### Task details
All records should be reproduced verbatim.

### Material for this exercise
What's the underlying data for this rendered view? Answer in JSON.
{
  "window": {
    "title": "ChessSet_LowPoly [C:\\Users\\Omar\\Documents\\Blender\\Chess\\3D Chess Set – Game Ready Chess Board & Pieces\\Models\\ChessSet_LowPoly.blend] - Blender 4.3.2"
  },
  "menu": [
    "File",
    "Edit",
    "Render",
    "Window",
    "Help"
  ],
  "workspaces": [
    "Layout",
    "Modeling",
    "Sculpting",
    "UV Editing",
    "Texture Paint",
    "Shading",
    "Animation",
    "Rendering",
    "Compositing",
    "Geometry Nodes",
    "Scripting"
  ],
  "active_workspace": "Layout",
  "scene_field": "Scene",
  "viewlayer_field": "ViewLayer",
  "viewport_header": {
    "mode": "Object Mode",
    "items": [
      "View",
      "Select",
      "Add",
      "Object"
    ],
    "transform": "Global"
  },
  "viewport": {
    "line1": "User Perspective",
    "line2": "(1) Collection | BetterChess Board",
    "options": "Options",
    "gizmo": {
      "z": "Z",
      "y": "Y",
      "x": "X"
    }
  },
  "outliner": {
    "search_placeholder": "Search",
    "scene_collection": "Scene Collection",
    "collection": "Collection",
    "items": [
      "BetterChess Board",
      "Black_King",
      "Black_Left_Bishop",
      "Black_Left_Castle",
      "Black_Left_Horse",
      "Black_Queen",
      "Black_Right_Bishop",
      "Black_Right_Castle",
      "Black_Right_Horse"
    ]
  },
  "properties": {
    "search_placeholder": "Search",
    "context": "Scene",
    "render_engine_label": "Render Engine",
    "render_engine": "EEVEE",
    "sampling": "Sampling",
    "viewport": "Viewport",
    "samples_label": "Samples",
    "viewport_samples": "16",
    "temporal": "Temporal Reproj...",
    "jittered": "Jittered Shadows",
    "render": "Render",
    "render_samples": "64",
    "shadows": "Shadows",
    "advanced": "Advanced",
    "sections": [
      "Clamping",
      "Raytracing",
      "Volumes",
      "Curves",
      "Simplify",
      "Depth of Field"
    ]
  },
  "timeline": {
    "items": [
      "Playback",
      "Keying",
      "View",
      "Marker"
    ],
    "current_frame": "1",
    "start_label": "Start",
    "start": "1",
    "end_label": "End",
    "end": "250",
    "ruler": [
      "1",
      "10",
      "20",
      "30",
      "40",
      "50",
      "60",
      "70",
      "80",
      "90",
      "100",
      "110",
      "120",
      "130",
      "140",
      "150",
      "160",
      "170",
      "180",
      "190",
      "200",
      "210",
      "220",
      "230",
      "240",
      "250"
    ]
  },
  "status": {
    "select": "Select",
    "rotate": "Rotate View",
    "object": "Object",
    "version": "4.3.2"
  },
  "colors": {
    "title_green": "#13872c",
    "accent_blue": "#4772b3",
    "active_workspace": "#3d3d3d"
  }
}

### Problem solution
What's the underlying data for this rendered view? Answer in JSON.
{
  "window": {
    "title": "ChessSet_LowPoly [C:\\Users\\Omar\\Documents\\Blender\\Chess\\3D Chess Set – Game Ready Chess Board & Pieces\\Models\\ChessSet_LowPoly.blend] - Blender 4.3.2"
  },
  "menu": [
    "File",
    "Edit",
    "Render",
    "Window",
    "Help"
  ],
  "workspaces": [
    "Layout",
    "Modeling",
    "Sculpting",
    "UV Editing",
    "Texture Paint",
    "Shading",
    "Animation",
    "Rendering",
    "Compositing",
    "Geometry Nodes",
    "Scripting"
  ],
  "active_workspace": "Layout",
  "scene_field": "Scene",
  "viewlayer_field": "ViewLayer",
  "viewport_header": {
    "mode": "Object Mode",
    "items": [
      "View",
      "Select",
      "Add",
      "Object"
    ],
    "transform": "Global"
  },
  "viewport": {
    "line1": "User Perspective",
    "line2": "(1) Collection | BetterChess Board",
    "options": "Options",
    "gizmo": {
      "z": "Z",
      "y": "Y",
      "x": "X"
    }
  },
  "outliner": {
    "search_placeholder": "Search",
    "scene_collection": "Scene Collection",
    "collection": "Collection",
    "items": [
      "BetterChess Board",
      "Black_King",
      "Black_Left_Bishop",
      "Black_Left_Castle",
      "Black_Left_Horse",
      "Black_Queen",
      "Black_Right_Bishop",
      "Black_Right_Castle",
      "Black_Right_Horse"
    ]
  },
  "properties": {
    "search_placeholder": "Search",
    "context": "Scene",
    "render_engine_label": "Render Engine",
    "render_engine": "EEVEE",
    "sampling": "Sampling",
    "viewport": "Viewport",
    "samples_label": "Samples",
    "viewport_samples": "16",
    "temporal": "Temporal Reproj...",
    "jittered": "Jittered Shadows",
    "render": "Render",
    "render_samples": "64",
    "shadows": "Shadows",
    "advanced": "Advanced",
    "sections": [
      "Clamping",
      "Raytracing",
      "Volumes",
      "Curves",
      "Simplify",
      "Depth of Field"
    ]
  },
  "timeline": {
    "items": [
      "Playback",
      "Keying",
      "View",
      "Marker"
    ],
    "current_frame": "1",
    "start_label": "Start",
    "start": "1",
    "end_label": "End",
    "end": "250",
    "ruler": [
      "1",
      "10",
      "20",
      "30",
      "40",
      "50",
      "60",
      "70",
      "80",
      "90",
      "100",
      "110",
      "120",
      "130",
      "140",
      "150",
      "160",
      "170",
      "180",
      "190",
      "200",
      "210",
      "220",
      "230",
      "240",
      "250"
    ]
  },
  "status": {
    "select": "Select",
    "rotate": "Rotate View",
    "object": "Object",
    "version": "4.3.2"
  },
  "colors": {
    "title_green": "#13872c",
    "accent_blue": "#4772b3",
    "active_workspace": "#3d3d3d"
  }
}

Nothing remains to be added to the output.